**Requirement:**
Go through the data below. Pull out every line that has the word "document".
--- START ---
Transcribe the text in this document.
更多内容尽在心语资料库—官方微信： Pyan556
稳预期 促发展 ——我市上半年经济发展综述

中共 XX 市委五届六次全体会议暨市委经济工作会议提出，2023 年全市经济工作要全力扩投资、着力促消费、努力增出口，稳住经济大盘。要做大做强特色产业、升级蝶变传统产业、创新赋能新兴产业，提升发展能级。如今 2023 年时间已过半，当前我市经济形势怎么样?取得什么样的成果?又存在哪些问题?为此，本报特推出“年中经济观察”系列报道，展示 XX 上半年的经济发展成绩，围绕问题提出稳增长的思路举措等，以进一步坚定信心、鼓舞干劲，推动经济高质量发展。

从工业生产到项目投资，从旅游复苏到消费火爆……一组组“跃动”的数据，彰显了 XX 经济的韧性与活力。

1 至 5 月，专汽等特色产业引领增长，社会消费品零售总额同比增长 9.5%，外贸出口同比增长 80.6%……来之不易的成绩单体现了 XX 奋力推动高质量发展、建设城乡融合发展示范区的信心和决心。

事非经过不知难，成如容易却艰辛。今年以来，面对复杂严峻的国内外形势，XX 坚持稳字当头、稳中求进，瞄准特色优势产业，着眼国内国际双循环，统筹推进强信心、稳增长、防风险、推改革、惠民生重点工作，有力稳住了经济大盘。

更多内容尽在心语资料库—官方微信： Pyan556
--- END ---
--- START ---
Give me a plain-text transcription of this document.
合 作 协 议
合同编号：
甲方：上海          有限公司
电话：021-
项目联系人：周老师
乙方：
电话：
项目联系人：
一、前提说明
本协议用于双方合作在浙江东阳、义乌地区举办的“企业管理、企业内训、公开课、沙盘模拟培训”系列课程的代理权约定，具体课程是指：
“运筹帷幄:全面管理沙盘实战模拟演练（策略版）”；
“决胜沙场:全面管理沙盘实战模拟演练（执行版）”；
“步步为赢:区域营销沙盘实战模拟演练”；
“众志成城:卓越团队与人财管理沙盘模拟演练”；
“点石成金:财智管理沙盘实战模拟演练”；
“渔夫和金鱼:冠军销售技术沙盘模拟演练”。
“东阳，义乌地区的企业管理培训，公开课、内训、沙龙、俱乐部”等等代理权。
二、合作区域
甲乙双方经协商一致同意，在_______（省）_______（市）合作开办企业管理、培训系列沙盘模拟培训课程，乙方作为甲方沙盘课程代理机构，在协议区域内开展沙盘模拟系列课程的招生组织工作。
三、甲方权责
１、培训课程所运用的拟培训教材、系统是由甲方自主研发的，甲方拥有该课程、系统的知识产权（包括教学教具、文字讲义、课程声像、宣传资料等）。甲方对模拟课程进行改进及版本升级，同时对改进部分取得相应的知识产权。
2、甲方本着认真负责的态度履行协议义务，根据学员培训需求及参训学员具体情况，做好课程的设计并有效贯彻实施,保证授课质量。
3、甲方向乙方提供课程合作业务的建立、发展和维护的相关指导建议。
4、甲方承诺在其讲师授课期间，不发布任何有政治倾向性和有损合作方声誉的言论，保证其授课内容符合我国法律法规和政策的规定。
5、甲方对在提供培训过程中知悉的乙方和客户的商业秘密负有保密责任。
--- END ---
--- START ---
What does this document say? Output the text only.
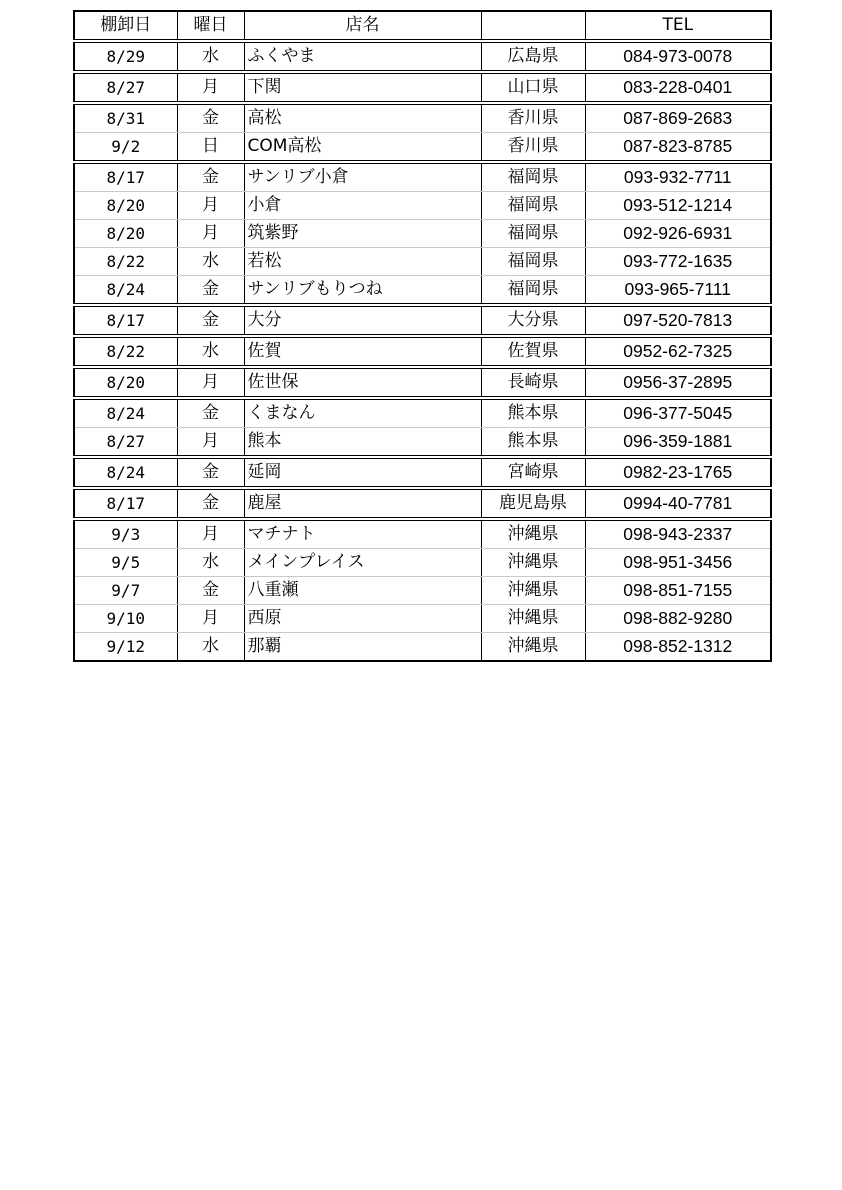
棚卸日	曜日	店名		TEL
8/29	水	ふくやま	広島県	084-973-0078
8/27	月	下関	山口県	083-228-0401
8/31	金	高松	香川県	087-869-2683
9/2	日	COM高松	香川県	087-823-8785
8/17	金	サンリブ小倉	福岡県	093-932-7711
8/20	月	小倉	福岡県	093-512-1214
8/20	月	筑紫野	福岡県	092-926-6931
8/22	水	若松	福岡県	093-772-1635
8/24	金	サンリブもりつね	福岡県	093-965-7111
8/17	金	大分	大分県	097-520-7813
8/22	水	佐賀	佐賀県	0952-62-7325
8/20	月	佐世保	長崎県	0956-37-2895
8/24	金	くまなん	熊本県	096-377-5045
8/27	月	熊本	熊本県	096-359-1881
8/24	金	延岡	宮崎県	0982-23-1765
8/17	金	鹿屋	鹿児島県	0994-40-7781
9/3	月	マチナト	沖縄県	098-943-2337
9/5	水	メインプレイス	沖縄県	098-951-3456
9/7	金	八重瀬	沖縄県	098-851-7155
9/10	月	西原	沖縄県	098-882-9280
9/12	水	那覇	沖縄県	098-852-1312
--- END ---
**Solved exercise:**
Transcribe the text in this document.
Give me a plain-text transcription of this document.
What does this document say? Output the text only.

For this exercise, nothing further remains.